[Data shown]
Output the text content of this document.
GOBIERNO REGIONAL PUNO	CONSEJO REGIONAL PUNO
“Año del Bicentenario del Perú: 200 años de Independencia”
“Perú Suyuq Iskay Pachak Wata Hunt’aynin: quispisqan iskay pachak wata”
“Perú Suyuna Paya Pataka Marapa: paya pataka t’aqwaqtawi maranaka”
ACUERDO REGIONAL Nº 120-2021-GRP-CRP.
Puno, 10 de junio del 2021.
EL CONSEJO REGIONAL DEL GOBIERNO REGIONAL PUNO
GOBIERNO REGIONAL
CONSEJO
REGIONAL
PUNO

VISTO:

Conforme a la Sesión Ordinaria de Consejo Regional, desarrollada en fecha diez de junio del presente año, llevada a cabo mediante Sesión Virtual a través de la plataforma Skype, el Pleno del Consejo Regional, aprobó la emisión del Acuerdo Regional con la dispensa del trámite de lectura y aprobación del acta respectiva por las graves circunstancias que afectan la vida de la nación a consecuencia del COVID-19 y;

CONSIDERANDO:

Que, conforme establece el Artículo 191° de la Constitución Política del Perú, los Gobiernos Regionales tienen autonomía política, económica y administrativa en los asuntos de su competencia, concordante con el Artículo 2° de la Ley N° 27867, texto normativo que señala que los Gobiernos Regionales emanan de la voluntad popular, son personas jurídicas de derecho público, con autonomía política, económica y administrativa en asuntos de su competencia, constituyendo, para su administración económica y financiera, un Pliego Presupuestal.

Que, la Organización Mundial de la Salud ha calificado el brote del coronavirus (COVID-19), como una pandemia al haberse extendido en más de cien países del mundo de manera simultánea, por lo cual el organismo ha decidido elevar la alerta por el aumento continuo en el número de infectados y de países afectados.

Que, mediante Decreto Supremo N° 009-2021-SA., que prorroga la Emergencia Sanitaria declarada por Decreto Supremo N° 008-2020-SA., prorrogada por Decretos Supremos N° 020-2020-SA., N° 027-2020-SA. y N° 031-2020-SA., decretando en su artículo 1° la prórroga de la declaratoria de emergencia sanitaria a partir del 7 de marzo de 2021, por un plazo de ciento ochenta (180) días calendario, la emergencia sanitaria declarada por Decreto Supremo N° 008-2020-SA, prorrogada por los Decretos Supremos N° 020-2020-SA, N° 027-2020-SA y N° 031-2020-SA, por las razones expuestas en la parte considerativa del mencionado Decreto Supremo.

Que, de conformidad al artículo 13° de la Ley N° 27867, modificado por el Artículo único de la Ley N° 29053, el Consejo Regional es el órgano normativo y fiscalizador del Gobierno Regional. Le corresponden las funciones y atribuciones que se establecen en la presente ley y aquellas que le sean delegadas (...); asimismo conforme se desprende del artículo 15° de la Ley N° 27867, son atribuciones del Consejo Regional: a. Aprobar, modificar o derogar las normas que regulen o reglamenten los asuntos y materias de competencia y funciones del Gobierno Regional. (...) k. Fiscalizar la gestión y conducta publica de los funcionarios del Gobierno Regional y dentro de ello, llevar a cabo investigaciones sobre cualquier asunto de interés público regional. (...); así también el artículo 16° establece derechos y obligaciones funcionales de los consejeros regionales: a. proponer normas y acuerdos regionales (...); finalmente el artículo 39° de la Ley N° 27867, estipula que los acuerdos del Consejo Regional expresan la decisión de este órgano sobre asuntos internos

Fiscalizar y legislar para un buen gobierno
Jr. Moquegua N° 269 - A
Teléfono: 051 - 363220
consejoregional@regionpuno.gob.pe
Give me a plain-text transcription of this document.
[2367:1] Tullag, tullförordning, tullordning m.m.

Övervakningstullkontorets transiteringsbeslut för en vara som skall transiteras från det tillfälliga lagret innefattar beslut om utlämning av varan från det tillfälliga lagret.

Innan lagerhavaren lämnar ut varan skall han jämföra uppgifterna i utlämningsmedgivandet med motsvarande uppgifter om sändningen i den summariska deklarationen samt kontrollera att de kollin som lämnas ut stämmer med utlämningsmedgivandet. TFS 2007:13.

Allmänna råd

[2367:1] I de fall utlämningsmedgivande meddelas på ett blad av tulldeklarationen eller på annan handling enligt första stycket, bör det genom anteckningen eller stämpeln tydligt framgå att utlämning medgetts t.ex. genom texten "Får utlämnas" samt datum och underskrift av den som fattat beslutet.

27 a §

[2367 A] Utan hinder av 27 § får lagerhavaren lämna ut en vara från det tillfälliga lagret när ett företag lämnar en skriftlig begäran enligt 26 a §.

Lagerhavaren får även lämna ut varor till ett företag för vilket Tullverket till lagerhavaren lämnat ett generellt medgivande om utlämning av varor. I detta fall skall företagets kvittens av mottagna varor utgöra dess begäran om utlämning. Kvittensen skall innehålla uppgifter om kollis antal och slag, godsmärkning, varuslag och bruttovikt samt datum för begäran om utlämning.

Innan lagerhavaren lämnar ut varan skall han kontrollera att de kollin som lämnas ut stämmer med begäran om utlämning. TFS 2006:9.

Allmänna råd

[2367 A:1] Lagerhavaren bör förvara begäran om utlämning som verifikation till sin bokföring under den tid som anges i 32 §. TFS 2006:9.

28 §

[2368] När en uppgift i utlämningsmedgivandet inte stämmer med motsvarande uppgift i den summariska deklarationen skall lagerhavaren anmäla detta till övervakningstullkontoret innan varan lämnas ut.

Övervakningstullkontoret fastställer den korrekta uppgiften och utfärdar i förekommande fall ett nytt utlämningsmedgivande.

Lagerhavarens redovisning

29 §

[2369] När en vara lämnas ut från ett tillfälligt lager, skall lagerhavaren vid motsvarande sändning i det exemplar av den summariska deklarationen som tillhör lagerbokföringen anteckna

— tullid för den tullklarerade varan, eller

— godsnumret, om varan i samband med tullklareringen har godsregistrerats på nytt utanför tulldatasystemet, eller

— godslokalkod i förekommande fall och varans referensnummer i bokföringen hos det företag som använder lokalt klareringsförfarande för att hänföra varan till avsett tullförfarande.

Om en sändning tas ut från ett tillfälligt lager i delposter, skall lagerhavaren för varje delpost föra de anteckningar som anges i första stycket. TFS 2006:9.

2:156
[/Data shown]
> [Exercise] Print out all the entries above exactly.

> [Task output]
Output the text content of this document.
GOBIERNO REGIONAL PUNO	CONSEJO REGIONAL PUNO
“Año del Bicentenario del Perú: 200 años de Independencia”
“Perú Suyuq Iskay Pachak Wata Hunt’aynin: quispisqan iskay pachak wata”
“Perú Suyuna Paya Pataka Marapa: paya pataka t’aqwaqtawi maranaka”
ACUERDO REGIONAL Nº 120-2021-GRP-CRP.
Puno, 10 de junio del 2021.
EL CONSEJO REGIONAL DEL GOBIERNO REGIONAL PUNO
GOBIERNO REGIONAL
CONSEJO
REGIONAL
PUNO

VISTO:

Conforme a la Sesión Ordinaria de Consejo Regional, desarrollada en fecha diez de junio del presente año, llevada a cabo mediante Sesión Virtual a través de la plataforma Skype, el Pleno del Consejo Regional, aprobó la emisión del Acuerdo Regional con la dispensa del trámite de lectura y aprobación del acta respectiva por las graves circunstancias que afectan la vida de la nación a consecuencia del COVID-19 y;

CONSIDERANDO:

Que, conforme establece el Artículo 191° de la Constitución Política del Perú, los Gobiernos Regionales tienen autonomía política, económica y administrativa en los asuntos de su competencia, concordante con el Artículo 2° de la Ley N° 27867, texto normativo que señala que los Gobiernos Regionales emanan de la voluntad popular, son personas jurídicas de derecho público, con autonomía política, económica y administrativa en asuntos de su competencia, constituyendo, para su administración económica y financiera, un Pliego Presupuestal.

Que, la Organización Mundial de la Salud ha calificado el brote del coronavirus (COVID-19), como una pandemia al haberse extendido en más de cien países del mundo de manera simultánea, por lo cual el organismo ha decidido elevar la alerta por el aumento continuo en el número de infectados y de países afectados.

Que, mediante Decreto Supremo N° 009-2021-SA., que prorroga la Emergencia Sanitaria declarada por Decreto Supremo N° 008-2020-SA., prorrogada por Decretos Supremos N° 020-2020-SA., N° 027-2020-SA. y N° 031-2020-SA., decretando en su artículo 1° la prórroga de la declaratoria de emergencia sanitaria a partir del 7 de marzo de 2021, por un plazo de ciento ochenta (180) días calendario, la emergencia sanitaria declarada por Decreto Supremo N° 008-2020-SA, prorrogada por los Decretos Supremos N° 020-2020-SA, N° 027-2020-SA y N° 031-2020-SA, por las razones expuestas en la parte considerativa del mencionado Decreto Supremo.

Que, de conformidad al artículo 13° de la Ley N° 27867, modificado por el Artículo único de la Ley N° 29053, el Consejo Regional es el órgano normativo y fiscalizador del Gobierno Regional. Le corresponden las funciones y atribuciones que se establecen en la presente ley y aquellas que le sean delegadas (...); asimismo conforme se desprende del artículo 15° de la Ley N° 27867, son atribuciones del Consejo Regional: a. Aprobar, modificar o derogar las normas que regulen o reglamenten los asuntos y materias de competencia y funciones del Gobierno Regional. (...) k. Fiscalizar la gestión y conducta publica de los funcionarios del Gobierno Regional y dentro de ello, llevar a cabo investigaciones sobre cualquier asunto de interés público regional. (...); así también el artículo 16° establece derechos y obligaciones funcionales de los consejeros regionales: a. proponer normas y acuerdos regionales (...); finalmente el artículo 39° de la Ley N° 27867, estipula que los acuerdos del Consejo Regional expresan la decisión de este órgano sobre asuntos internos

Fiscalizar y legislar para un buen gobierno
Jr. Moquegua N° 269 - A
Teléfono: 051 - 363220
consejoregional@regionpuno.gob.pe
Give me a plain-text transcription of this document.
[2367:1] Tullag, tullförordning, tullordning m.m.

Övervakningstullkontorets transiteringsbeslut för en vara som skall transiteras från det tillfälliga lagret innefattar beslut om utlämning av varan från det tillfälliga lagret.

Innan lagerhavaren lämnar ut varan skall han jämföra uppgifterna i utlämningsmedgivandet med motsvarande uppgifter om sändningen i den summariska deklarationen samt kontrollera att de kollin som lämnas ut stämmer med utlämningsmedgivandet. TFS 2007:13.

Allmänna råd

[2367:1] I de fall utlämningsmedgivande meddelas på ett blad av tulldeklarationen eller på annan handling enligt första stycket, bör det genom anteckningen eller stämpeln tydligt framgå att utlämning medgetts t.ex. genom texten "Får utlämnas" samt datum och underskrift av den som fattat beslutet.

27 a §

[2367 A] Utan hinder av 27 § får lagerhavaren lämna ut en vara från det tillfälliga lagret när ett företag lämnar en skriftlig begäran enligt 26 a §.

Lagerhavaren får även lämna ut varor till ett företag för vilket Tullverket till lagerhavaren lämnat ett generellt medgivande om utlämning av varor. I detta fall skall företagets kvittens av mottagna varor utgöra dess begäran om utlämning. Kvittensen skall innehålla uppgifter om kollis antal och slag, godsmärkning, varuslag och bruttovikt samt datum för begäran om utlämning.

Innan lagerhavaren lämnar ut varan skall han kontrollera att de kollin som lämnas ut stämmer med begäran om utlämning. TFS 2006:9.

Allmänna råd

[2367 A:1] Lagerhavaren bör förvara begäran om utlämning som verifikation till sin bokföring under den tid som anges i 32 §. TFS 2006:9.

28 §

[2368] När en uppgift i utlämningsmedgivandet inte stämmer med motsvarande uppgift i den summariska deklarationen skall lagerhavaren anmäla detta till övervakningstullkontoret innan varan lämnas ut.

Övervakningstullkontoret fastställer den korrekta uppgiften och utfärdar i förekommande fall ett nytt utlämningsmedgivande.

Lagerhavarens redovisning

29 §

[2369] När en vara lämnas ut från ett tillfälligt lager, skall lagerhavaren vid motsvarande sändning i det exemplar av den summariska deklarationen som tillhör lagerbokföringen anteckna

— tullid för den tullklarerade varan, eller

— godsnumret, om varan i samband med tullklareringen har godsregistrerats på nytt utanför tulldatasystemet, eller

— godslokalkod i förekommande fall och varans referensnummer i bokföringen hos det företag som använder lokalt klareringsförfarande för att hänföra varan till avsett tullförfarande.

Om en sändning tas ut från ett tillfälligt lager i delposter, skall lagerhavaren för varje delpost föra de anteckningar som anges i första stycket. TFS 2006:9.

2:156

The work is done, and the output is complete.